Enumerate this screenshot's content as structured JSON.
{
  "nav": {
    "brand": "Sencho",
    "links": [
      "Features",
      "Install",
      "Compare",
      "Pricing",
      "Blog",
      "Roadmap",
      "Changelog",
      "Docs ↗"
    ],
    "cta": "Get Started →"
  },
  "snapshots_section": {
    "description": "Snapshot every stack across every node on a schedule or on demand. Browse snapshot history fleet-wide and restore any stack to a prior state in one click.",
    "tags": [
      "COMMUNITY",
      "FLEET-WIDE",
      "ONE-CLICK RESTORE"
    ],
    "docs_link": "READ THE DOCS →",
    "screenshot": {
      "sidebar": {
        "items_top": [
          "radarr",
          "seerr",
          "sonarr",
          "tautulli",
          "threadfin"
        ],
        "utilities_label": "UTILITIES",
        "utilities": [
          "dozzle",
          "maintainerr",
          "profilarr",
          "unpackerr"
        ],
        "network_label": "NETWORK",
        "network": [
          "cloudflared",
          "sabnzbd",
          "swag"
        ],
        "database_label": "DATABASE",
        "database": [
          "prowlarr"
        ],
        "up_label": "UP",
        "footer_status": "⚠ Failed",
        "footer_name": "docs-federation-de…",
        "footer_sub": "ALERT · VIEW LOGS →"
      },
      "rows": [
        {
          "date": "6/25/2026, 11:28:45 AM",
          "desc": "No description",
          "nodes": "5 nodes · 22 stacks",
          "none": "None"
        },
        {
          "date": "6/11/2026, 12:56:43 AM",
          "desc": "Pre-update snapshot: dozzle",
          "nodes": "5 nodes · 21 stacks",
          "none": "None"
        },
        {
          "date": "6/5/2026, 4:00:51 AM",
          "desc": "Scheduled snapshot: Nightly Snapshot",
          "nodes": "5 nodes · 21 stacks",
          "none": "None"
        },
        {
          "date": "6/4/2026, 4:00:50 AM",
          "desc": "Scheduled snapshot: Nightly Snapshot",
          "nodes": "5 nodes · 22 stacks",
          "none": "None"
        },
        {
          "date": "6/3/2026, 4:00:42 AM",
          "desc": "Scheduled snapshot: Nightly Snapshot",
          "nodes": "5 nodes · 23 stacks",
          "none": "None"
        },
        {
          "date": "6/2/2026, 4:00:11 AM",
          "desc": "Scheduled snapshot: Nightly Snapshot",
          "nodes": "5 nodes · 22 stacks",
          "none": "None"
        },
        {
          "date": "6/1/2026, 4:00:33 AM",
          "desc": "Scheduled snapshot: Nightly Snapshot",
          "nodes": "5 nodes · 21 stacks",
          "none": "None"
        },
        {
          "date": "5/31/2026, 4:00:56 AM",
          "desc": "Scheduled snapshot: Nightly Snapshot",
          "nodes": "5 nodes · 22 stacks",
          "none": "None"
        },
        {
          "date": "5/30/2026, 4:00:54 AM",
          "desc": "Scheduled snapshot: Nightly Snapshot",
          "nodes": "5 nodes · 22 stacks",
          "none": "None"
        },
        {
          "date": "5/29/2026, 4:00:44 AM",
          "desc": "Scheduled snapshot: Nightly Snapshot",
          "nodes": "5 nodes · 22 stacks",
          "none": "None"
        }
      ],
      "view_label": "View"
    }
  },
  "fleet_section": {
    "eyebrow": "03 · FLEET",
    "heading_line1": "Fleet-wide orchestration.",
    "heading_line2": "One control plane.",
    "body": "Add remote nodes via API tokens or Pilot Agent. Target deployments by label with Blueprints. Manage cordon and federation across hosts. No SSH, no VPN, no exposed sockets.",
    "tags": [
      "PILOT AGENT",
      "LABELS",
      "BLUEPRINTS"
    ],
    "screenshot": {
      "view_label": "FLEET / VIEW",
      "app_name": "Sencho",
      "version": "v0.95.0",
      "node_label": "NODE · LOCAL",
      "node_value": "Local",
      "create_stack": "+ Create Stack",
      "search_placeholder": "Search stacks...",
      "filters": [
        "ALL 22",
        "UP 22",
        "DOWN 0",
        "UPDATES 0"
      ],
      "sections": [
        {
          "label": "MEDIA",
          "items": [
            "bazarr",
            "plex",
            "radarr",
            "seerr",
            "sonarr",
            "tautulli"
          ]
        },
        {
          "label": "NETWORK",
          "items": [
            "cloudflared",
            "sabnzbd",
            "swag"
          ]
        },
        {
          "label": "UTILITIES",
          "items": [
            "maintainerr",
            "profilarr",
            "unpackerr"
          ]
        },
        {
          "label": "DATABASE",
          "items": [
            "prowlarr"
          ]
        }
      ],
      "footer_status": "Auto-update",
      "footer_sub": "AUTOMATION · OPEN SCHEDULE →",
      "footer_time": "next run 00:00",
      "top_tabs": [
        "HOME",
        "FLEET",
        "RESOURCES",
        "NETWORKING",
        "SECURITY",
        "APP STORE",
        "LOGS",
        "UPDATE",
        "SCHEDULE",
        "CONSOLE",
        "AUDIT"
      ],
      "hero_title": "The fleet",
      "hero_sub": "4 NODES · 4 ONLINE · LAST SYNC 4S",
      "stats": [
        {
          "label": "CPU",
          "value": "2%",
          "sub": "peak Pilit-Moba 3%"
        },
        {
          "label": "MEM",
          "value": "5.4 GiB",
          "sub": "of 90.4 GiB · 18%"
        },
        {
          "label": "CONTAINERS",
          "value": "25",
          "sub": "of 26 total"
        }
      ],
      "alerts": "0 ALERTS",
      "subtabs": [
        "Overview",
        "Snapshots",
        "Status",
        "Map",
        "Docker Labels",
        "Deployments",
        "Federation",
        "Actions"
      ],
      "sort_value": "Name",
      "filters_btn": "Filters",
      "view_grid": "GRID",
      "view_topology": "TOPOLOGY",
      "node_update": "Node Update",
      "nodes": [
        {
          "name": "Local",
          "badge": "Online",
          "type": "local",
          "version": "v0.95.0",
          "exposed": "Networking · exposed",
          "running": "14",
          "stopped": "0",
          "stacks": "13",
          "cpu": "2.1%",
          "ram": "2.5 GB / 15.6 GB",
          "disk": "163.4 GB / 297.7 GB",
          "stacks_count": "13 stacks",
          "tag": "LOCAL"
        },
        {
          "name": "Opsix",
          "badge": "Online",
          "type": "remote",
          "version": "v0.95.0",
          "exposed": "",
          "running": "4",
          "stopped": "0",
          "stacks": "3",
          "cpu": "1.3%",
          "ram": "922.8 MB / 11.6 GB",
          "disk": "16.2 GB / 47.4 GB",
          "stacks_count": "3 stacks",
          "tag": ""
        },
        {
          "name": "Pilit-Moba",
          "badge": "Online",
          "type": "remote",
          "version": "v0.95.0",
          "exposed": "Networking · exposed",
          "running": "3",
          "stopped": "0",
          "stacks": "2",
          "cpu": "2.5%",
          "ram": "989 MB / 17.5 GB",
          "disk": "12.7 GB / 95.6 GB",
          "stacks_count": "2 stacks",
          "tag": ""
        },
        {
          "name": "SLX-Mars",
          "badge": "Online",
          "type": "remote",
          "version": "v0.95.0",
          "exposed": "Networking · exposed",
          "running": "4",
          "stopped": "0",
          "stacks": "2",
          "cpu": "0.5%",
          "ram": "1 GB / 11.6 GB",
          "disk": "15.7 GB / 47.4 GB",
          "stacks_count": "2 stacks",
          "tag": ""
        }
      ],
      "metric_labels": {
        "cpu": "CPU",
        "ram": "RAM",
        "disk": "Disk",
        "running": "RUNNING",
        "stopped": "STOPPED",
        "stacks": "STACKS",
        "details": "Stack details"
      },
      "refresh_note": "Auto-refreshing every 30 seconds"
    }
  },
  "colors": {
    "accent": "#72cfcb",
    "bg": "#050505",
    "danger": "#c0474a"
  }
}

********************

Quote all the records. Keep every word exact.

Enumerate this screenshot's content as structured JSON.
{
  "nav": {
    "brand": "Sencho",
    "links": [
      "Features",
      "Install",
      "Compare",
      "Pricing",
      "Blog",
      "Roadmap",
      "Changelog",
      "Docs ↗"
    ],
    "cta": "Get Started →"
  },
  "snapshots_section": {
    "description": "Snapshot every stack across every node on a schedule or on demand. Browse snapshot history fleet-wide and restore any stack to a prior state in one click.",
    "tags": [
      "COMMUNITY",
      "FLEET-WIDE",
      "ONE-CLICK RESTORE"
    ],
    "docs_link": "READ THE DOCS →",
    "screenshot": {
      "sidebar": {
        "items_top": [
          "radarr",
          "seerr",
          "sonarr",
          "tautulli",
          "threadfin"
        ],
        "utilities_label": "UTILITIES",
        "utilities": [
          "dozzle",
          "maintainerr",
          "profilarr",
          "unpackerr"
        ],
        "network_label": "NETWORK",
        "network": [
          "cloudflared",
          "sabnzbd",
          "swag"
        ],
        "database_label": "DATABASE",
        "database": [
          "prowlarr"
        ],
        "up_label": "UP",
        "footer_status": "⚠ Failed",
        "footer_name": "docs-federation-de…",
        "footer_sub": "ALERT · VIEW LOGS →"
      },
      "rows": [
        {
          "date": "6/25/2026, 11:28:45 AM",
          "desc": "No description",
          "nodes": "5 nodes · 22 stacks",
          "none": "None"
        },
        {
          "date": "6/11/2026, 12:56:43 AM",
          "desc": "Pre-update snapshot: dozzle",
          "nodes": "5 nodes · 21 stacks",
          "none": "None"
        },
        {
          "date": "6/5/2026, 4:00:51 AM",
          "desc": "Scheduled snapshot: Nightly Snapshot",
          "nodes": "5 nodes · 21 stacks",
          "none": "None"
        },
        {
          "date": "6/4/2026, 4:00:50 AM",
          "desc": "Scheduled snapshot: Nightly Snapshot",
          "nodes": "5 nodes · 22 stacks",
          "none": "None"
        },
        {
          "date": "6/3/2026, 4:00:42 AM",
          "desc": "Scheduled snapshot: Nightly Snapshot",
          "nodes": "5 nodes · 23 stacks",
          "none": "None"
        },
        {
          "date": "6/2/2026, 4:00:11 AM",
          "desc": "Scheduled snapshot: Nightly Snapshot",
          "nodes": "5 nodes · 22 stacks",
          "none": "None"
        },
        {
          "date": "6/1/2026, 4:00:33 AM",
          "desc": "Scheduled snapshot: Nightly Snapshot",
          "nodes": "5 nodes · 21 stacks",
          "none": "None"
        },
        {
          "date": "5/31/2026, 4:00:56 AM",
          "desc": "Scheduled snapshot: Nightly Snapshot",
          "nodes": "5 nodes · 22 stacks",
          "none": "None"
        },
        {
          "date": "5/30/2026, 4:00:54 AM",
          "desc": "Scheduled snapshot: Nightly Snapshot",
          "nodes": "5 nodes · 22 stacks",
          "none": "None"
        },
        {
          "date": "5/29/2026, 4:00:44 AM",
          "desc": "Scheduled snapshot: Nightly Snapshot",
          "nodes": "5 nodes · 22 stacks",
          "none": "None"
        }
      ],
      "view_label": "View"
    }
  },
  "fleet_section": {
    "eyebrow": "03 · FLEET",
    "heading_line1": "Fleet-wide orchestration.",
    "heading_line2": "One control plane.",
    "body": "Add remote nodes via API tokens or Pilot Agent. Target deployments by label with Blueprints. Manage cordon and federation across hosts. No SSH, no VPN, no exposed sockets.",
    "tags": [
      "PILOT AGENT",
      "LABELS",
      "BLUEPRINTS"
    ],
    "screenshot": {
      "view_label": "FLEET / VIEW",
      "app_name": "Sencho",
      "version": "v0.95.0",
      "node_label": "NODE · LOCAL",
      "node_value": "Local",
      "create_stack": "+ Create Stack",
      "search_placeholder": "Search stacks...",
      "filters": [
        "ALL 22",
        "UP 22",
        "DOWN 0",
        "UPDATES 0"
      ],
      "sections": [
        {
          "label": "MEDIA",
          "items": [
            "bazarr",
            "plex",
            "radarr",
            "seerr",
            "sonarr",
            "tautulli"
          ]
        },
        {
          "label": "NETWORK",
          "items": [
            "cloudflared",
            "sabnzbd",
            "swag"
          ]
        },
        {
          "label": "UTILITIES",
          "items": [
            "maintainerr",
            "profilarr",
            "unpackerr"
          ]
        },
        {
          "label": "DATABASE",
          "items": [
            "prowlarr"
          ]
        }
      ],
      "footer_status": "Auto-update",
      "footer_sub": "AUTOMATION · OPEN SCHEDULE →",
      "footer_time": "next run 00:00",
      "top_tabs": [
        "HOME",
        "FLEET",
        "RESOURCES",
        "NETWORKING",
        "SECURITY",
        "APP STORE",
        "LOGS",
        "UPDATE",
        "SCHEDULE",
        "CONSOLE",
        "AUDIT"
      ],
      "hero_title": "The fleet",
      "hero_sub": "4 NODES · 4 ONLINE · LAST SYNC 4S",
      "stats": [
        {
          "label": "CPU",
          "value": "2%",
          "sub": "peak Pilit-Moba 3%"
        },
        {
          "label": "MEM",
          "value": "5.4 GiB",
          "sub": "of 90.4 GiB · 18%"
        },
        {
          "label": "CONTAINERS",
          "value": "25",
          "sub": "of 26 total"
        }
      ],
      "alerts": "0 ALERTS",
      "subtabs": [
        "Overview",
        "Snapshots",
        "Status",
        "Map",
        "Docker Labels",
        "Deployments",
        "Federation",
        "Actions"
      ],
      "sort_value": "Name",
      "filters_btn": "Filters",
      "view_grid": "GRID",
      "view_topology": "TOPOLOGY",
      "node_update": "Node Update",
      "nodes": [
        {
          "name": "Local",
          "badge": "Online",
          "type": "local",
          "version": "v0.95.0",
          "exposed": "Networking · exposed",
          "running": "14",
          "stopped": "0",
          "stacks": "13",
          "cpu": "2.1%",
          "ram": "2.5 GB / 15.6 GB",
          "disk": "163.4 GB / 297.7 GB",
          "stacks_count": "13 stacks",
          "tag": "LOCAL"
        },
        {
          "name": "Opsix",
          "badge": "Online",
          "type": "remote",
          "version": "v0.95.0",
          "exposed": "",
          "running": "4",
          "stopped": "0",
          "stacks": "3",
          "cpu": "1.3%",
          "ram": "922.8 MB / 11.6 GB",
          "disk": "16.2 GB / 47.4 GB",
          "stacks_count": "3 stacks",
          "tag": ""
        },
        {
          "name": "Pilit-Moba",
          "badge": "Online",
          "type": "remote",
          "version": "v0.95.0",
          "exposed": "Networking · exposed",
          "running": "3",
          "stopped": "0",
          "stacks": "2",
          "cpu": "2.5%",
          "ram": "989 MB / 17.5 GB",
          "disk": "12.7 GB / 95.6 GB",
          "stacks_count": "2 stacks",
          "tag": ""
        },
        {
          "name": "SLX-Mars",
          "badge": "Online",
          "type": "remote",
          "version": "v0.95.0",
          "exposed": "Networking · exposed",
          "running": "4",
          "stopped": "0",
          "stacks": "2",
          "cpu": "0.5%",
          "ram": "1 GB / 11.6 GB",
          "disk": "15.7 GB / 47.4 GB",
          "stacks_count": "2 stacks",
          "tag": ""
        }
      ],
      "metric_labels": {
        "cpu": "CPU",
        "ram": "RAM",
        "disk": "Disk",
        "running": "RUNNING",
        "stopped": "STOPPED",
        "stacks": "STACKS",
        "details": "Stack details"
      },
      "refresh_note": "Auto-refreshing every 30 seconds"
    }
  },
  "colors": {
    "accent": "#72cfcb",
    "bg": "#050505",
    "danger": "#c0474a"
  }
}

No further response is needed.